[Dataset items]

__________________________________________________

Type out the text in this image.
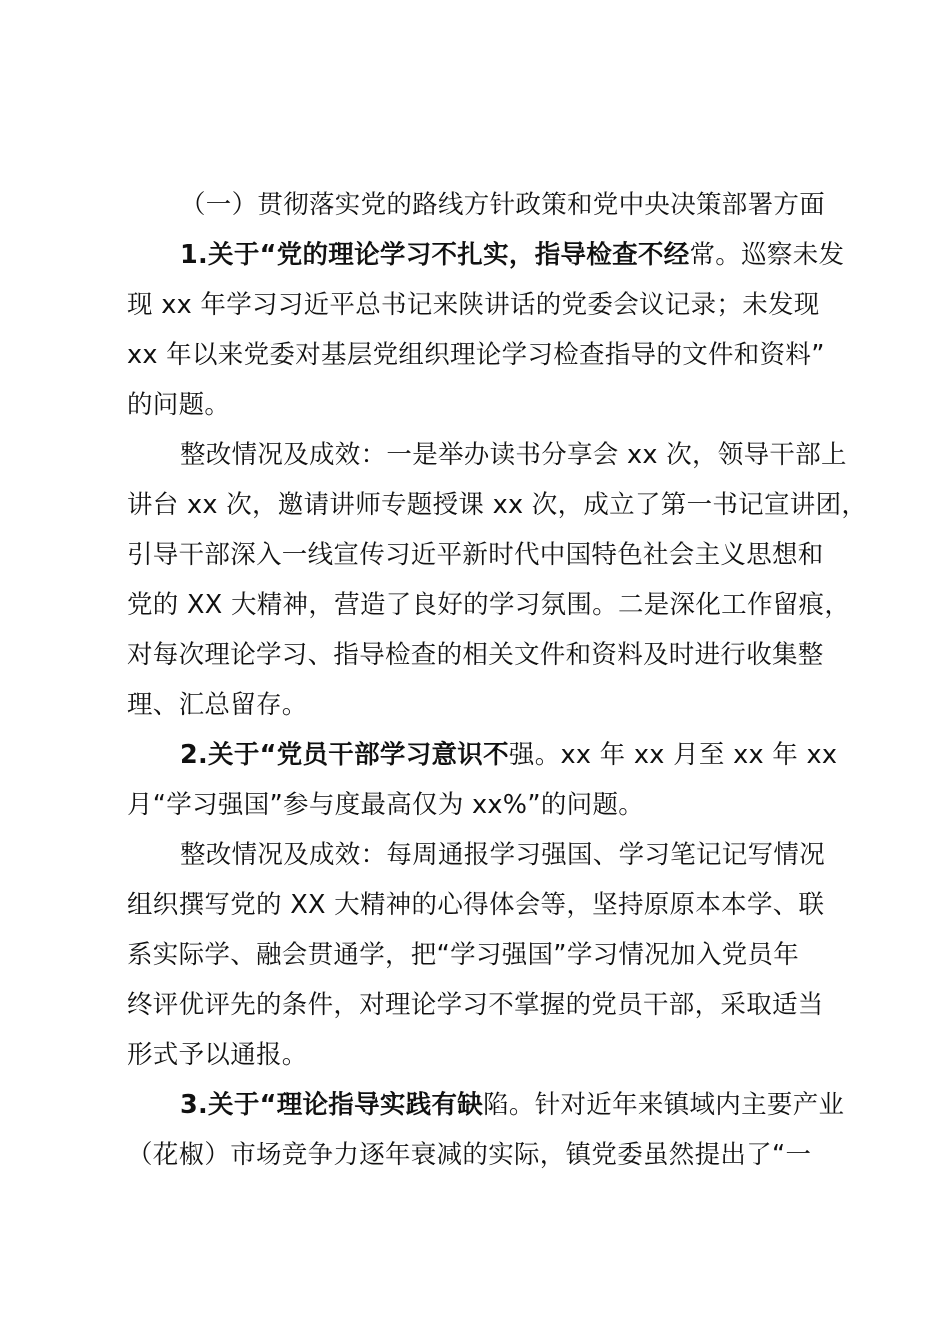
（一）贯彻落实党的路线方针政策和党中央决策部署方面
1.关于“党的理论学习不扎实，指导检查不经常。巡察未发
现 xx 年学习习近平总书记来陕讲话的党委会议记录；未发现
xx 年以来党委对基层党组织理论学习检查指导的文件和资料”
的问题。
整改情况及成效：一是举办读书分享会 xx 次，领导干部上
讲台 xx 次，邀请讲师专题授课 xx 次，成立了第一书记宣讲团，
引导干部深入一线宣传习近平新时代中国特色社会主义思想和
党的 XX 大精神，营造了良好的学习氛围。二是深化工作留痕，
对每次理论学习、指导检查的相关文件和资料及时进行收集整
理、汇总留存。
2.关于“党员干部学习意识不强。xx 年 xx 月至 xx 年 xx
月“学习强国”参与度最高仅为 xx%”的问题。
整改情况及成效：每周通报学习强国、学习笔记记写情况
组织撰写党的 XX 大精神的心得体会等，坚持原原本本学、联
系实际学、融会贯通学，把“学习强国”学习情况加入党员年
终评优评先的条件，对理论学习不掌握的党员干部，采取适当
形式予以通报。
3.关于“理论指导实践有缺陷。针对近年来镇域内主要产业
（花椒）市场竞争力逐年衰减的实际，镇党委虽然提出了“一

__________________________________________________

Reproduce each line holding the word "整改情况及成效".

整改情况及成效：一是举办读书分享会 xx 次，领导干部上
整改情况及成效：每周通报学习强国、学习笔记记写情况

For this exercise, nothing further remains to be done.